## WHAT IS REQUIRED
Count how many lines of the material hold "minor". Respond with that number alone.

________________________________________

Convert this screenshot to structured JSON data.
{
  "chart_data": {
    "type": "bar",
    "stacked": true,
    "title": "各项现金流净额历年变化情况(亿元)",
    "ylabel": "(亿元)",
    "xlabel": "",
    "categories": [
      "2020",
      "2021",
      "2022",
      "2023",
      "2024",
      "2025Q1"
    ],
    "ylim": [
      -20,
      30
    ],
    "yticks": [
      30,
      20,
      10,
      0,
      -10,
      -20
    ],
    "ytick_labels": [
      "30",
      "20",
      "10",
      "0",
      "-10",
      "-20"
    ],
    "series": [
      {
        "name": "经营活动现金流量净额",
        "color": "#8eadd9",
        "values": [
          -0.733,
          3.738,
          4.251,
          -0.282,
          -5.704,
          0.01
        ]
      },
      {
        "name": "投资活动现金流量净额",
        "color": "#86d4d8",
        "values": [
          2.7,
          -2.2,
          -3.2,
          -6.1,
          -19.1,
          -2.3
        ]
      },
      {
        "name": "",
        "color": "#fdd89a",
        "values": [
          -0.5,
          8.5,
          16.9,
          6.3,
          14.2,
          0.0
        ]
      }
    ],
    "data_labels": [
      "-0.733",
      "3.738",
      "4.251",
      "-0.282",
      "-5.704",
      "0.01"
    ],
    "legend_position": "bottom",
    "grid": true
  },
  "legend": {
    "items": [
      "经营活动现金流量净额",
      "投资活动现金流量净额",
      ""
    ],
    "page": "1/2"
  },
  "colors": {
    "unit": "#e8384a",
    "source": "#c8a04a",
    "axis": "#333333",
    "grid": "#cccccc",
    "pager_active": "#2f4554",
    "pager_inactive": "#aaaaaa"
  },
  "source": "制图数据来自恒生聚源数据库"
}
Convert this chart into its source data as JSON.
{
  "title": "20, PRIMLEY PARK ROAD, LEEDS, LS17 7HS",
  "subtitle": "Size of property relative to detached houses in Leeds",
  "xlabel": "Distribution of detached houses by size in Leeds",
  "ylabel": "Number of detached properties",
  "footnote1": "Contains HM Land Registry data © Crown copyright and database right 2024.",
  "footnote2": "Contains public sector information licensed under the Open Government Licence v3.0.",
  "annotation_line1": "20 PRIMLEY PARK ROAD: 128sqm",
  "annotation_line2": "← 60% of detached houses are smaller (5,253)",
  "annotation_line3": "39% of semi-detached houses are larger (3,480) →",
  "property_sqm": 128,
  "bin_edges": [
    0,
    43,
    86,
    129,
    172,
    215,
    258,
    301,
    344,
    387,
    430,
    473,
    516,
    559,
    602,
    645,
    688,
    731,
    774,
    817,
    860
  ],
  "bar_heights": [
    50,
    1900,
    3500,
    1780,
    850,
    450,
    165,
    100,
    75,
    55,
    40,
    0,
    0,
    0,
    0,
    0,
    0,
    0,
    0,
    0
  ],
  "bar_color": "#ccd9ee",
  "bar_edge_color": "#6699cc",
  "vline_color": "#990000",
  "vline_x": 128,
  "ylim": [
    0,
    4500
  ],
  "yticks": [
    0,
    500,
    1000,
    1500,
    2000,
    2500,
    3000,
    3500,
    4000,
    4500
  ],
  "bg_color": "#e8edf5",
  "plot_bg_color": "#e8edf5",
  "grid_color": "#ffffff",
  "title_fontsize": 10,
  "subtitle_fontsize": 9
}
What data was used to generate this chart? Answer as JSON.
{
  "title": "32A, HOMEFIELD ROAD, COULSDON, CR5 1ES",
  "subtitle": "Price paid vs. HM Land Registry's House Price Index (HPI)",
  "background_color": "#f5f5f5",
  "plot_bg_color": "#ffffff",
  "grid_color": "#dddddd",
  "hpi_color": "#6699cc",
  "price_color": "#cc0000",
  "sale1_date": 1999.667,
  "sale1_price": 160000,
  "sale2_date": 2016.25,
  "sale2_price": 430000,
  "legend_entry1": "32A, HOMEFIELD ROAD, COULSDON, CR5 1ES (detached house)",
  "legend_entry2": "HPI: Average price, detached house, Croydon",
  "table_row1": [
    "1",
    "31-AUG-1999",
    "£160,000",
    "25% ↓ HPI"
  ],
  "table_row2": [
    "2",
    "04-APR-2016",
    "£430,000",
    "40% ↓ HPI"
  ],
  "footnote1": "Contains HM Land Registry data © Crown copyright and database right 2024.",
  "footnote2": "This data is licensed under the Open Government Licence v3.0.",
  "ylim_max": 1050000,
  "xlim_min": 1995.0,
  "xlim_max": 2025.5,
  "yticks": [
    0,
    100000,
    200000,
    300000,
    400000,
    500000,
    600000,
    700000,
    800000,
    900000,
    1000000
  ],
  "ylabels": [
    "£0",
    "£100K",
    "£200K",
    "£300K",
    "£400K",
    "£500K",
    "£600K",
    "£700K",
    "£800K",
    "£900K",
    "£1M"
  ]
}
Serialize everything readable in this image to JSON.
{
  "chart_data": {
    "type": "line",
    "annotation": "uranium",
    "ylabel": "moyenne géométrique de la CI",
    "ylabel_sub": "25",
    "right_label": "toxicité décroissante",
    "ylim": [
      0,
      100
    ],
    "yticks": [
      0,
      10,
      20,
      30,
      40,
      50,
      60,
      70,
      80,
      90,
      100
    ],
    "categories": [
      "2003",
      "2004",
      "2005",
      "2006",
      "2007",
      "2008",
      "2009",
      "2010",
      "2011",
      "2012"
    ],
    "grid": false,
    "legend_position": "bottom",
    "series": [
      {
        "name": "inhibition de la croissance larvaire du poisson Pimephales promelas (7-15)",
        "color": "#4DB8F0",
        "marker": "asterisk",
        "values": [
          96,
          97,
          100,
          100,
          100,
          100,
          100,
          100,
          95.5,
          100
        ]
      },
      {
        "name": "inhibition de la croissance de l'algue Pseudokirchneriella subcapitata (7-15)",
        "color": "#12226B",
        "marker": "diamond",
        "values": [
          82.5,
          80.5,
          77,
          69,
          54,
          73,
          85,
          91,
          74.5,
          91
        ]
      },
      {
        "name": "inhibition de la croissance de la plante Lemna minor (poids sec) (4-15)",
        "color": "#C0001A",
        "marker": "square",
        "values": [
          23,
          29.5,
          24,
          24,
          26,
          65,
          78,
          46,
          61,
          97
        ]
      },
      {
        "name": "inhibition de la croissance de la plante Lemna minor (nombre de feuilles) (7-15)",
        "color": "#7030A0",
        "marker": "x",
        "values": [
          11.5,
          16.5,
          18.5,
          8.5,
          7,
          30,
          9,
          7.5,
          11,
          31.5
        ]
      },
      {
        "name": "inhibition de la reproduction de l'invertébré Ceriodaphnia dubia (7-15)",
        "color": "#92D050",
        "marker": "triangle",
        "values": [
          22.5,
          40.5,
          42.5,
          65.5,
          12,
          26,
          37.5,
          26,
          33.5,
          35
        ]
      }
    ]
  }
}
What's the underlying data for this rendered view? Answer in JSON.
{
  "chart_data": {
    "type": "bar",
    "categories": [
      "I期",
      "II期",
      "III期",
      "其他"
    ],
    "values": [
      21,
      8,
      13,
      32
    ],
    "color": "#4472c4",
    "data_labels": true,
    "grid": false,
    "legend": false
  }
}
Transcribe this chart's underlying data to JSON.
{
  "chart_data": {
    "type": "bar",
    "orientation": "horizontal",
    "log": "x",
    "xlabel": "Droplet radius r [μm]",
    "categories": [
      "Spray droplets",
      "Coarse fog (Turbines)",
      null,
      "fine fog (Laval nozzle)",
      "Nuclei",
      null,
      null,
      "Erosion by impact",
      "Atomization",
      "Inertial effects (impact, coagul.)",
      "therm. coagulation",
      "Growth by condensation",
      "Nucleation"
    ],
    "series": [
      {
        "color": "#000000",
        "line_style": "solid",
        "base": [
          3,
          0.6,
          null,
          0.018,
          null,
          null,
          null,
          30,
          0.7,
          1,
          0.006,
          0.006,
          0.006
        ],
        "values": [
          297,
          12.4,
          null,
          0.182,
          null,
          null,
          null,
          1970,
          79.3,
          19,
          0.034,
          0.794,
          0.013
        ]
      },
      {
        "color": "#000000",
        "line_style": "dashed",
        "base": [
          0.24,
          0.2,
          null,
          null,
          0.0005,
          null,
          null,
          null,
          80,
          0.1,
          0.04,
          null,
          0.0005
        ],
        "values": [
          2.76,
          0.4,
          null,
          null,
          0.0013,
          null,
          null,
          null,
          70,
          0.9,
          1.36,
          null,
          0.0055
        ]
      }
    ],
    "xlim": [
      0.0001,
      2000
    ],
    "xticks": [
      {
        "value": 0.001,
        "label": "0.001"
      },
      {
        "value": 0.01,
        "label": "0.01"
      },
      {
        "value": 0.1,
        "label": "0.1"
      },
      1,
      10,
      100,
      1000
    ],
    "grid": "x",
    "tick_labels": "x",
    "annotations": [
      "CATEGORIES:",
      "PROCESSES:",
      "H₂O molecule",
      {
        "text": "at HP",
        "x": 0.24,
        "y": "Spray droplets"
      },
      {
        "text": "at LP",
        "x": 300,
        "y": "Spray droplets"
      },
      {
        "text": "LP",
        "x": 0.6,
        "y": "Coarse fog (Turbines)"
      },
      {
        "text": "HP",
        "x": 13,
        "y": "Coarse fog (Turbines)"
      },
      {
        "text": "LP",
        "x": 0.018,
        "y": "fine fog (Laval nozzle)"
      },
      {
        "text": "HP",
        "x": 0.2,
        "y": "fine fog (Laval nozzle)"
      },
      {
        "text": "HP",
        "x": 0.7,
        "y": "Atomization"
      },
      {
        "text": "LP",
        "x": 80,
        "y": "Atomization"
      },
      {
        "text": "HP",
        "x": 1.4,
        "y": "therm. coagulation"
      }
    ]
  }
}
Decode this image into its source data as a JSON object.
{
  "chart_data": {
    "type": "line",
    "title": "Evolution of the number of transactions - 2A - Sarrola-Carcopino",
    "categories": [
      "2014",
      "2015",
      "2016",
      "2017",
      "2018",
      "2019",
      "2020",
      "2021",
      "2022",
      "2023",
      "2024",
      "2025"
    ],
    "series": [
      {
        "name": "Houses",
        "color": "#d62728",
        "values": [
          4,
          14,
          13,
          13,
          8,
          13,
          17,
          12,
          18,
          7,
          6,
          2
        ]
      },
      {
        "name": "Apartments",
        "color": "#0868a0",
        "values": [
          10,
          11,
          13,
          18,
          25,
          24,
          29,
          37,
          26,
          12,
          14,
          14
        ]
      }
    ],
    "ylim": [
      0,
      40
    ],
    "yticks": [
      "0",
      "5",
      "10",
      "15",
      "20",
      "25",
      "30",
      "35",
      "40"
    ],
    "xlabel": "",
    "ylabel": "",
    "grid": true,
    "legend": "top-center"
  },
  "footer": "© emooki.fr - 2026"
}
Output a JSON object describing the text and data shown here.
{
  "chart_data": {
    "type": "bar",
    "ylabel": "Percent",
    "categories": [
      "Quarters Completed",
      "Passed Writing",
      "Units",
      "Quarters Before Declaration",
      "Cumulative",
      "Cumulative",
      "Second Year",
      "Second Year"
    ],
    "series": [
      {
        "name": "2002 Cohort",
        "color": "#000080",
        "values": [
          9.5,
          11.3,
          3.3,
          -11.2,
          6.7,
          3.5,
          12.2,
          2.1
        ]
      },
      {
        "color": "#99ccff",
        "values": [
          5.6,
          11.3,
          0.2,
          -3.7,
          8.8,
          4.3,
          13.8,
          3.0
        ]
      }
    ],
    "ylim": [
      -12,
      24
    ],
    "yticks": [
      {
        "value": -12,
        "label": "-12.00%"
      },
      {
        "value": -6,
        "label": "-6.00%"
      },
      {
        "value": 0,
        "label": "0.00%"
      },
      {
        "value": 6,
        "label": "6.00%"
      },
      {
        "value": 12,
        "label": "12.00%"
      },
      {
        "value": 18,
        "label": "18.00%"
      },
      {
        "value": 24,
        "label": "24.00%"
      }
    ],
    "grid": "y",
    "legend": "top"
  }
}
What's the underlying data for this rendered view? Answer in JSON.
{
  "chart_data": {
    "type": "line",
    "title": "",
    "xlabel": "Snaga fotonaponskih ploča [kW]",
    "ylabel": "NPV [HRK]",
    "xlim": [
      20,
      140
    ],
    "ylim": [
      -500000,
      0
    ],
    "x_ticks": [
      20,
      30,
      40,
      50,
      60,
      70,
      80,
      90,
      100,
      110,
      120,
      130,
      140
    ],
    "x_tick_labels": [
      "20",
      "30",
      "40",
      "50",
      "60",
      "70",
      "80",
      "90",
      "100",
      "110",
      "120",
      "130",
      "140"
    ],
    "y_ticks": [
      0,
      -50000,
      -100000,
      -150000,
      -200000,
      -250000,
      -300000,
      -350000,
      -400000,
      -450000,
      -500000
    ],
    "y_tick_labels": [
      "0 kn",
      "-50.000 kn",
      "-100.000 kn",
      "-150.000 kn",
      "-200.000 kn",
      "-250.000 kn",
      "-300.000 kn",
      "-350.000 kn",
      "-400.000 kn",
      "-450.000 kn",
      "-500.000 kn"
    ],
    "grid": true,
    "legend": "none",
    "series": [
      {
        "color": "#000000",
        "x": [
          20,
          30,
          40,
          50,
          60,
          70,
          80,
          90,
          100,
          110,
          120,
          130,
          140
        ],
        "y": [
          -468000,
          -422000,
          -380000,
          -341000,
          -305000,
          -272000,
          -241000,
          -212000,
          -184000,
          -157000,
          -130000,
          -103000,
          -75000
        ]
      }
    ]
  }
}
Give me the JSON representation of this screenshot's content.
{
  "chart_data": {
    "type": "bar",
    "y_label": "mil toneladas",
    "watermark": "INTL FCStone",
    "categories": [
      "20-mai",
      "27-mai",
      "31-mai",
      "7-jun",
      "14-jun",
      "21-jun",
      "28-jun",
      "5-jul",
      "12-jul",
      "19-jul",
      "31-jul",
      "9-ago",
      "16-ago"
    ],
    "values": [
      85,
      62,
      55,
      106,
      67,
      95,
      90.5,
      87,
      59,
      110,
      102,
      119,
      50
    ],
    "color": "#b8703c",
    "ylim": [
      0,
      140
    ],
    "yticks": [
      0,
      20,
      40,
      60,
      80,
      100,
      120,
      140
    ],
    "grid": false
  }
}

________________________________________

## RESULT OF THE TASK
2